▶ **Given request**
All of the data that follows should be retyped exactly, please, except the pictures.

▶ **Materials provided**
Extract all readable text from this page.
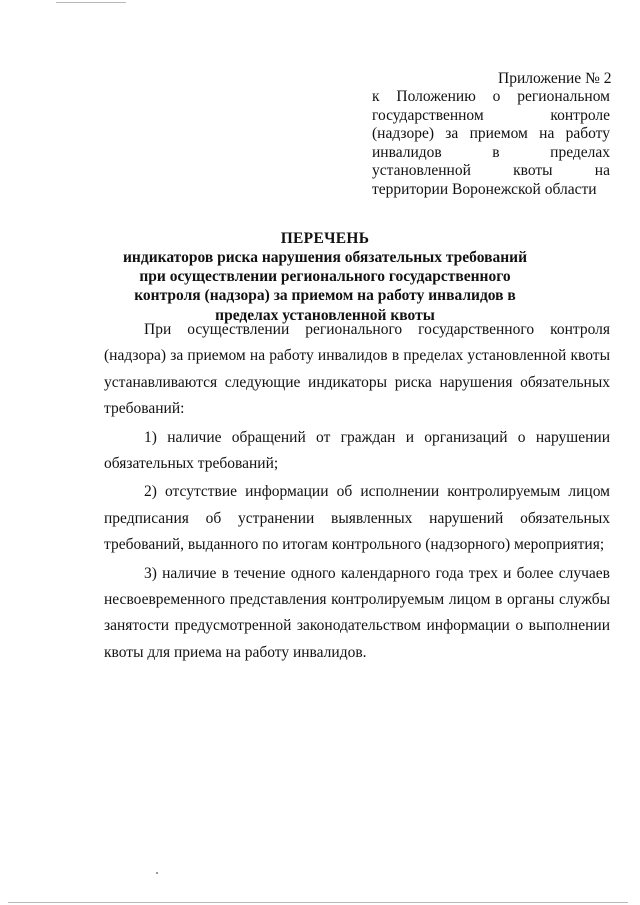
Приложение № 2
к Положению о региональном государственном контроле (надзоре) за приемом на работу инвалидов в пределах установленной квоты на территории Воронежской области
ПЕРЕЧЕНЬ
индикаторов риска нарушения обязательных требований при осуществлении регионального государственного контроля (надзора) за приемом на работу инвалидов в пределах установленной квоты

При осуществлении регионального государственного контроля (надзора) за приемом на работу инвалидов в пределах установленной квоты устанавливаются следующие индикаторы риска нарушения обязательных требований:

1) наличие обращений от граждан и организаций о нарушении обязательных требований;

2) отсутствие информации об исполнении контролируемым лицом предписания об устранении выявленных нарушений обязательных требований, выданного по итогам контрольного (надзорного) мероприятия;

3) наличие в течение одного календарного года трех и более случаев несвоевременного представления контролируемым лицом в органы службы занятости предусмотренной законодательством информации о выполнении квоты для приема на работу инвалидов.
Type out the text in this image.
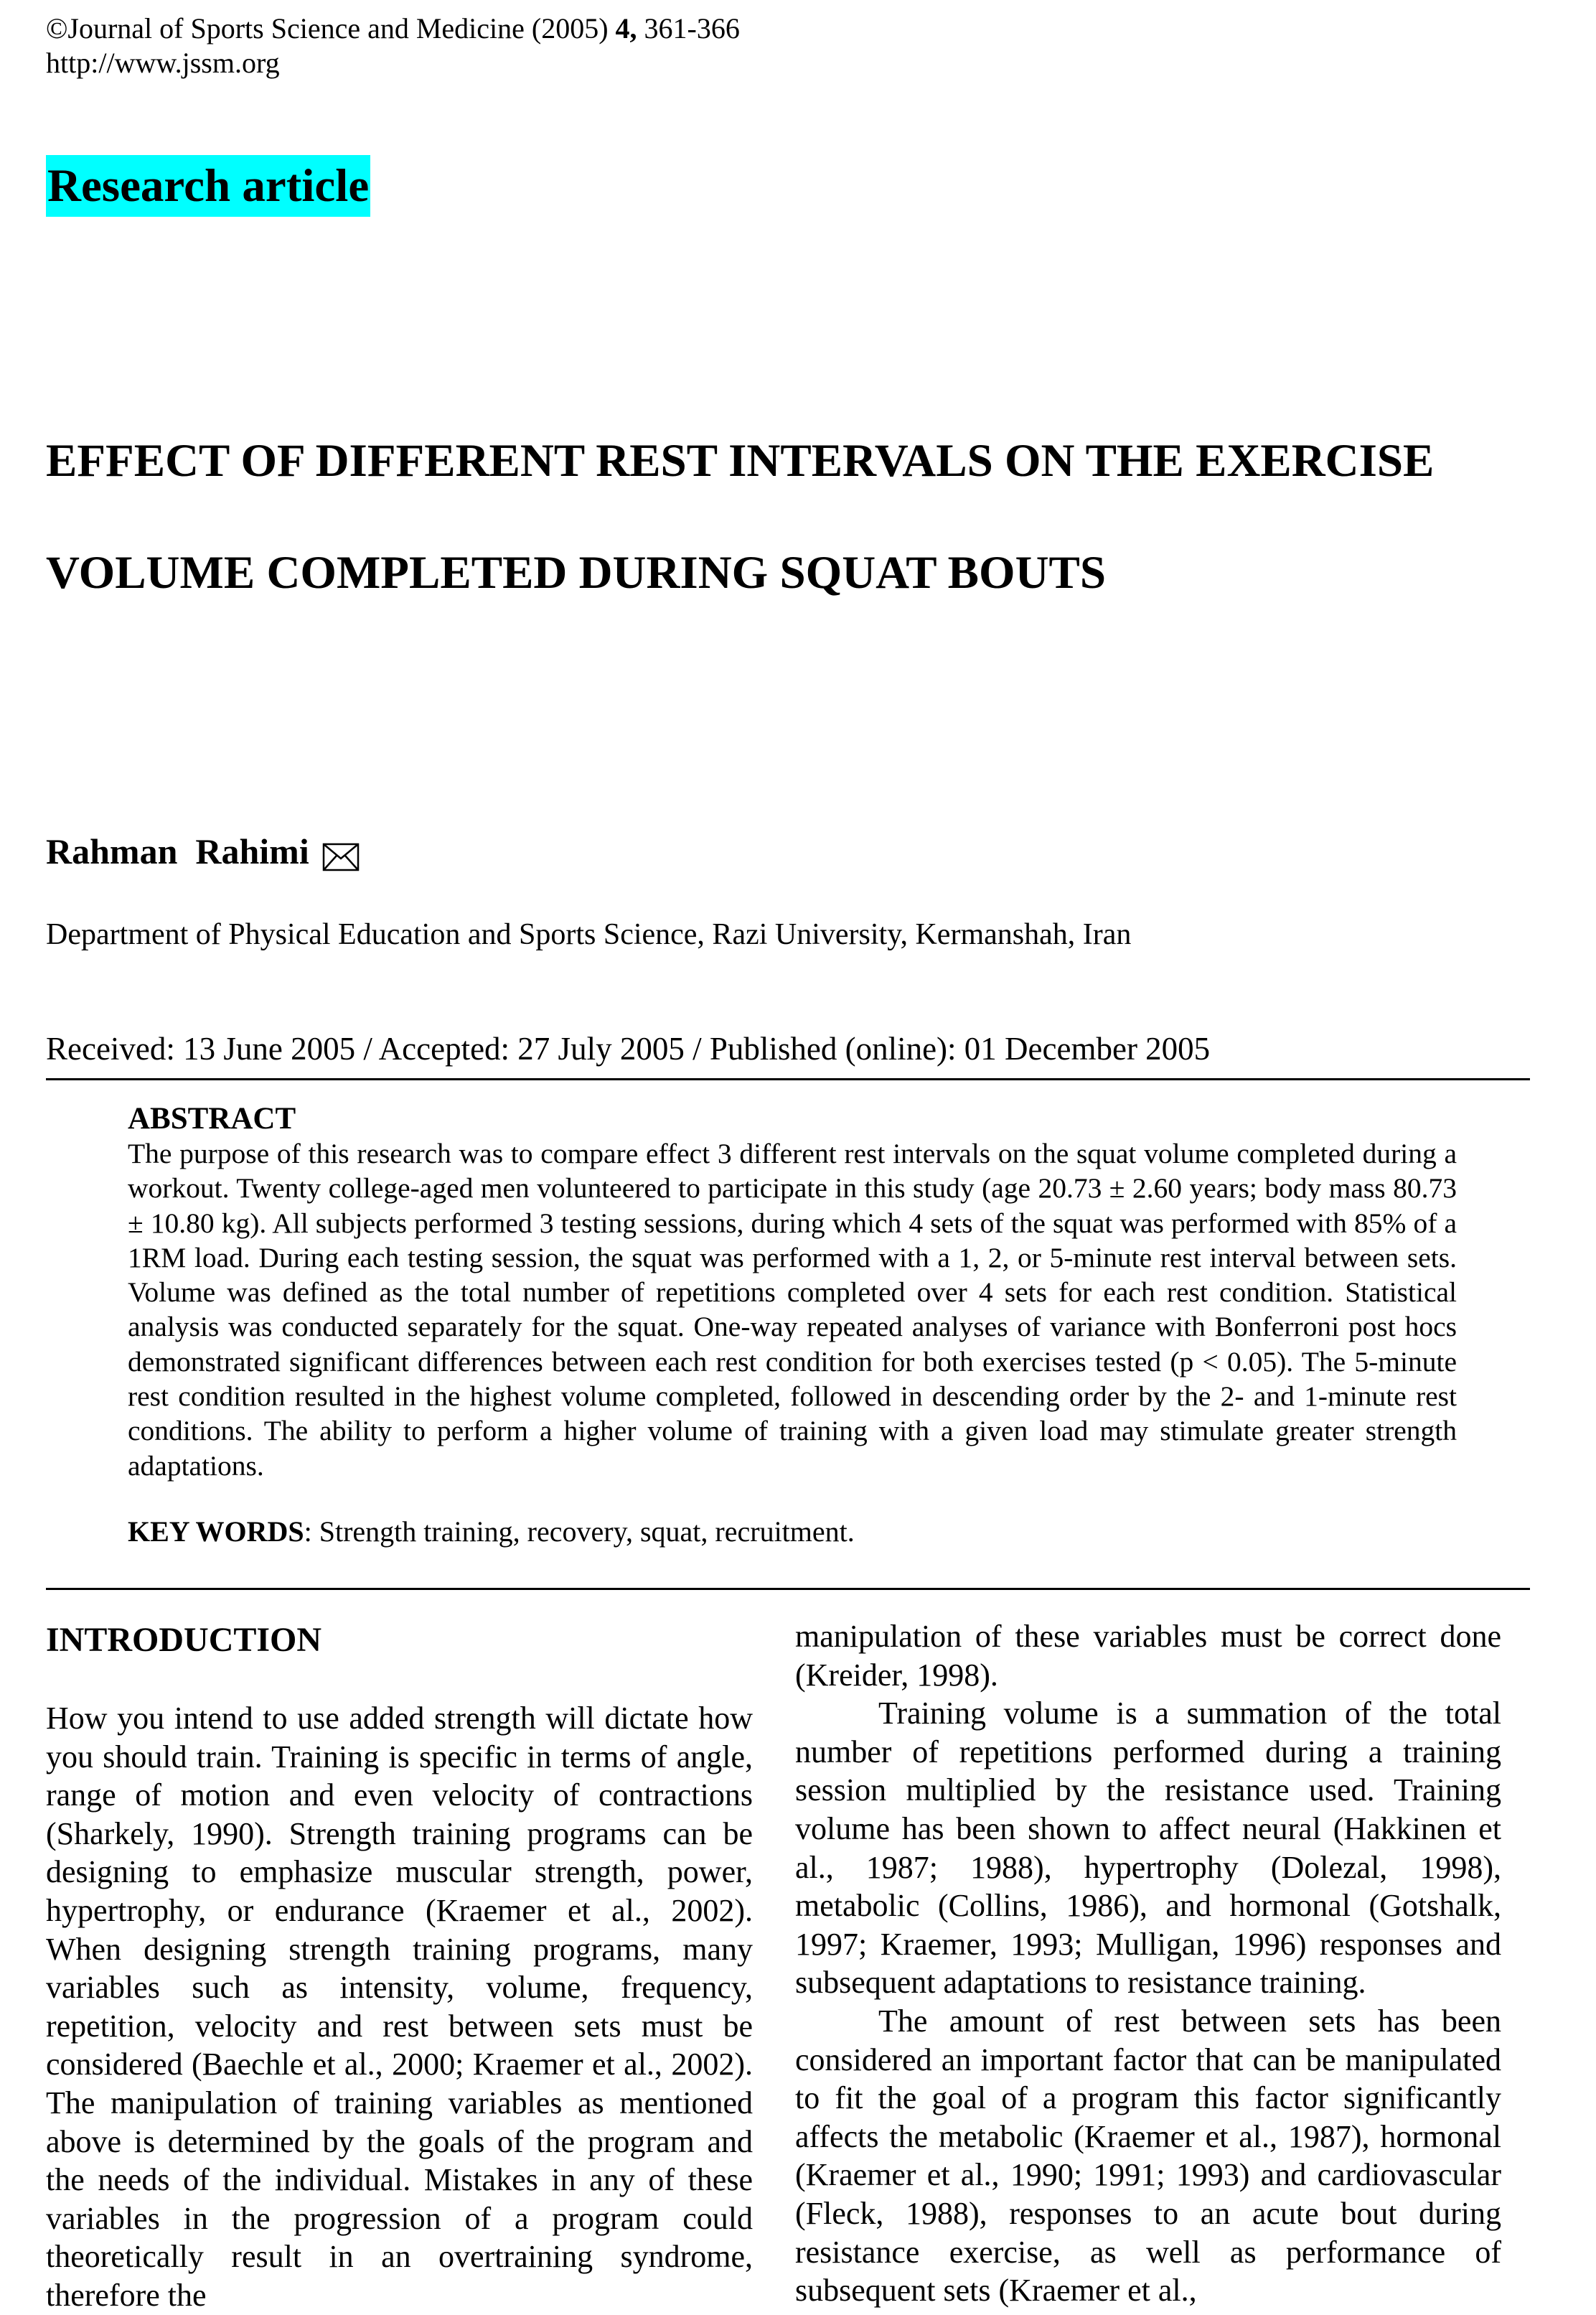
©Journal of Sports Science and Medicine (2005) 4, 361-366
http://www.jssm.org
Research article
EFFECT OF DIFFERENT REST INTERVALS ON THE EXERCISE
VOLUME COMPLETED DURING SQUAT BOUTS
Rahman  Rahimi
Department of Physical Education and Sports Science, Razi University, Kermanshah, Iran
Received: 13 June 2005 / Accepted: 27 July 2005 / Published (online): 01 December 2005
ABSTRACT
The purpose of this research was to compare effect 3 different rest intervals on the squat volume completed during a workout. Twenty college-aged men volunteered to participate in this study (age 20.73 ± 2.60 years; body mass 80.73 ± 10.80 kg). All subjects performed 3 testing sessions, during which 4 sets of the squat was performed with 85% of a 1RM load. During each testing session, the squat was performed with a 1, 2, or 5-minute rest interval between sets. Volume was defined as the total number of repetitions completed over 4 sets for each rest condition. Statistical analysis was conducted separately for the squat. One-way repeated analyses of variance with Bonferroni post hocs demonstrated significant differences between each rest condition for both exercises tested (p < 0.05). The 5-minute rest condition resulted in the highest volume completed, followed in descending order by the 2- and 1-minute rest conditions. The ability to perform a higher volume of training with a given load may stimulate greater strength adaptations.
KEY WORDS: Strength training, recovery, squat, recruitment.
INTRODUCTION

How you intend to use added strength will dictate how you should train. Training is specific in terms of angle, range of motion and even velocity of contractions (Sharkely, 1990). Strength training programs can be designing to emphasize muscular strength, power, hypertrophy, or endurance (Kraemer et al., 2002). When designing strength training programs, many variables such as intensity, volume, frequency, repetition, velocity and rest between sets must be considered (Baechle et al., 2000; Kraemer et al., 2002). The manipulation of training variables as mentioned above is determined by the goals of the program and the needs of the individual. Mistakes in any of these variables in the progression of a program could theoretically result in an overtraining syndrome, therefore the

manipulation of these variables must be correct done (Kreider, 1998).

Training volume is a summation of the total number of repetitions performed during a training session multiplied by the resistance used. Training volume has been shown to affect neural (Hakkinen et al., 1987; 1988), hypertrophy (Dolezal, 1998), metabolic (Collins, 1986), and hormonal (Gotshalk, 1997; Kraemer, 1993; Mulligan, 1996) responses and subsequent adaptations to resistance training.

The amount of rest between sets has been considered an important factor that can be manipulated to fit the goal of a program this factor significantly affects the metabolic (Kraemer et al., 1987), hormonal (Kraemer et al., 1990; 1991; 1993) and cardiovascular (Fleck, 1988), responses to an acute bout during resistance exercise, as well as performance of subsequent sets (Kraemer et al.,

▶ **Output**
Extract all readable text from this page.
Приложение № 2
к Положению о региональном государственном контроле (надзоре) за приемом на работу инвалидов в пределах установленной квоты на территории Воронежской области
ПЕРЕЧЕНЬ
индикаторов риска нарушения обязательных требований при осуществлении регионального государственного контроля (надзора) за приемом на работу инвалидов в пределах установленной квоты

При осуществлении регионального государственного контроля (надзора) за приемом на работу инвалидов в пределах установленной квоты устанавливаются следующие индикаторы риска нарушения обязательных требований:

1) наличие обращений от граждан и организаций о нарушении обязательных требований;

2) отсутствие информации об исполнении контролируемым лицом предписания об устранении выявленных нарушений обязательных требований, выданного по итогам контрольного (надзорного) мероприятия;

3) наличие в течение одного календарного года трех и более случаев несвоевременного представления контролируемым лицом в органы службы занятости предусмотренной законодательством информации о выполнении квоты для приема на работу инвалидов.
Type out the text in this image.
©Journal of Sports Science and Medicine (2005) 4, 361-366
http://www.jssm.org
Research article
EFFECT OF DIFFERENT REST INTERVALS ON THE EXERCISE
VOLUME COMPLETED DURING SQUAT BOUTS
Rahman  Rahimi
Department of Physical Education and Sports Science, Razi University, Kermanshah, Iran
Received: 13 June 2005 / Accepted: 27 July 2005 / Published (online): 01 December 2005
ABSTRACT
The purpose of this research was to compare effect 3 different rest intervals on the squat volume completed during a workout. Twenty college-aged men volunteered to participate in this study (age 20.73 ± 2.60 years; body mass 80.73 ± 10.80 kg). All subjects performed 3 testing sessions, during which 4 sets of the squat was performed with 85% of a 1RM load. During each testing session, the squat was performed with a 1, 2, or 5-minute rest interval between sets. Volume was defined as the total number of repetitions completed over 4 sets for each rest condition. Statistical analysis was conducted separately for the squat. One-way repeated analyses of variance with Bonferroni post hocs demonstrated significant differences between each rest condition for both exercises tested (p < 0.05). The 5-minute rest condition resulted in the highest volume completed, followed in descending order by the 2- and 1-minute rest conditions. The ability to perform a higher volume of training with a given load may stimulate greater strength adaptations.
KEY WORDS: Strength training, recovery, squat, recruitment.
INTRODUCTION

How you intend to use added strength will dictate how you should train. Training is specific in terms of angle, range of motion and even velocity of contractions (Sharkely, 1990). Strength training programs can be designing to emphasize muscular strength, power, hypertrophy, or endurance (Kraemer et al., 2002). When designing strength training programs, many variables such as intensity, volume, frequency, repetition, velocity and rest between sets must be considered (Baechle et al., 2000; Kraemer et al., 2002). The manipulation of training variables as mentioned above is determined by the goals of the program and the needs of the individual. Mistakes in any of these variables in the progression of a program could theoretically result in an overtraining syndrome, therefore the

manipulation of these variables must be correct done (Kreider, 1998).

Training volume is a summation of the total number of repetitions performed during a training session multiplied by the resistance used. Training volume has been shown to affect neural (Hakkinen et al., 1987; 1988), hypertrophy (Dolezal, 1998), metabolic (Collins, 1986), and hormonal (Gotshalk, 1997; Kraemer, 1993; Mulligan, 1996) responses and subsequent adaptations to resistance training.

The amount of rest between sets has been considered an important factor that can be manipulated to fit the goal of a program this factor significantly affects the metabolic (Kraemer et al., 1987), hormonal (Kraemer et al., 1990; 1991; 1993) and cardiovascular (Fleck, 1988), responses to an acute bout during resistance exercise, as well as performance of subsequent sets (Kraemer et al.,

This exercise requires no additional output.